Given instruction | Find the number of lines containing the string "description" in the data. Answer with the number by itself.

START The data

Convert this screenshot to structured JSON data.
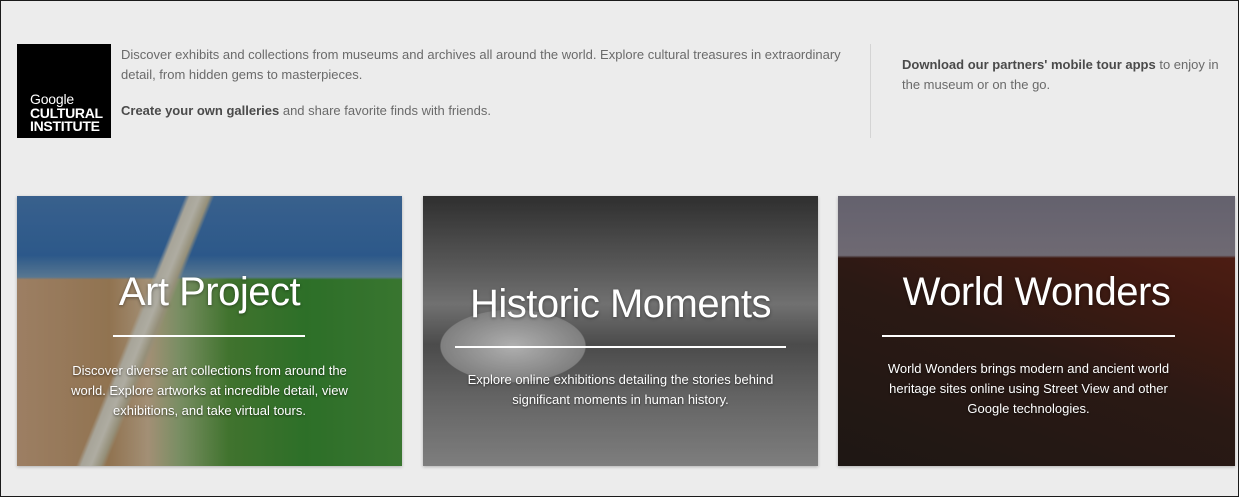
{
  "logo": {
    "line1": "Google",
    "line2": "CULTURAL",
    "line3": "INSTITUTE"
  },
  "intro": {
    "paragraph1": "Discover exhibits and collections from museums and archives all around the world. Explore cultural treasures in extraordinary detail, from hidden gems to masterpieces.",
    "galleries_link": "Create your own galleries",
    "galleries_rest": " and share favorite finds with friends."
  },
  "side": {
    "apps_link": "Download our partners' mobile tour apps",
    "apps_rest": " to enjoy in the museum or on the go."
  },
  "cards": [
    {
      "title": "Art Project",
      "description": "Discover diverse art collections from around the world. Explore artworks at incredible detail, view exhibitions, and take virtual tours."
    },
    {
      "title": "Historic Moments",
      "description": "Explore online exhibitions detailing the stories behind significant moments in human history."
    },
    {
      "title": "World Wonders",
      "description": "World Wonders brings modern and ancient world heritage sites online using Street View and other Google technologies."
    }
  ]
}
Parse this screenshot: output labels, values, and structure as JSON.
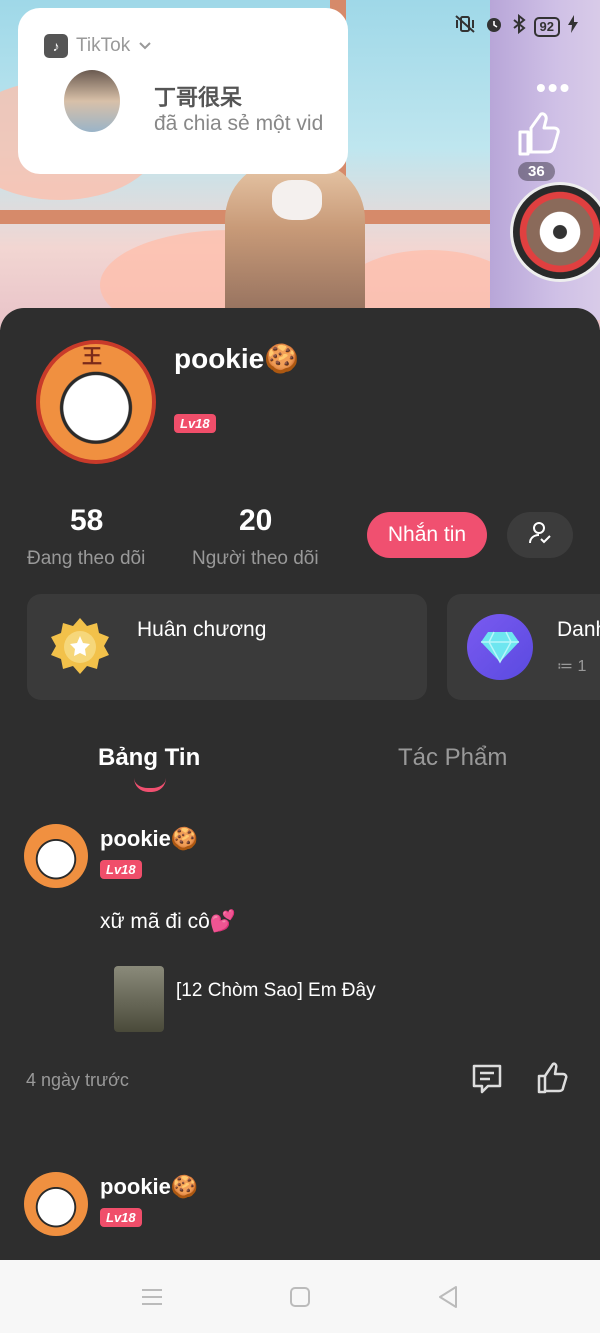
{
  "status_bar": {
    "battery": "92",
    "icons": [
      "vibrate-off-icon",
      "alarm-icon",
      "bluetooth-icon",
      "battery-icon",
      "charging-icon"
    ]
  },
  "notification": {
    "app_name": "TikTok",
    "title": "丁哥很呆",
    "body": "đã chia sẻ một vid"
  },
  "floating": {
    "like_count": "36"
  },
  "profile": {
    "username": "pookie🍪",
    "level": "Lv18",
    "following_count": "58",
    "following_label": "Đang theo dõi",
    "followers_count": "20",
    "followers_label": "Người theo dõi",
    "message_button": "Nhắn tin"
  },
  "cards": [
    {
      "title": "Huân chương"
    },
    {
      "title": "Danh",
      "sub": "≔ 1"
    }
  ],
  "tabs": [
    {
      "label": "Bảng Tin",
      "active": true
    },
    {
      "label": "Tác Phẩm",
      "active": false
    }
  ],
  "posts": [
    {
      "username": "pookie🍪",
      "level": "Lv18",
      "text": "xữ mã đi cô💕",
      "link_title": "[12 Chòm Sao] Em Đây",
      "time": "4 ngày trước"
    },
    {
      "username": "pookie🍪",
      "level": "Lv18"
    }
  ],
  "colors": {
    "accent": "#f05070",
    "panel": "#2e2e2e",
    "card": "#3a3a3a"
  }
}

END The data

Response to the task | 3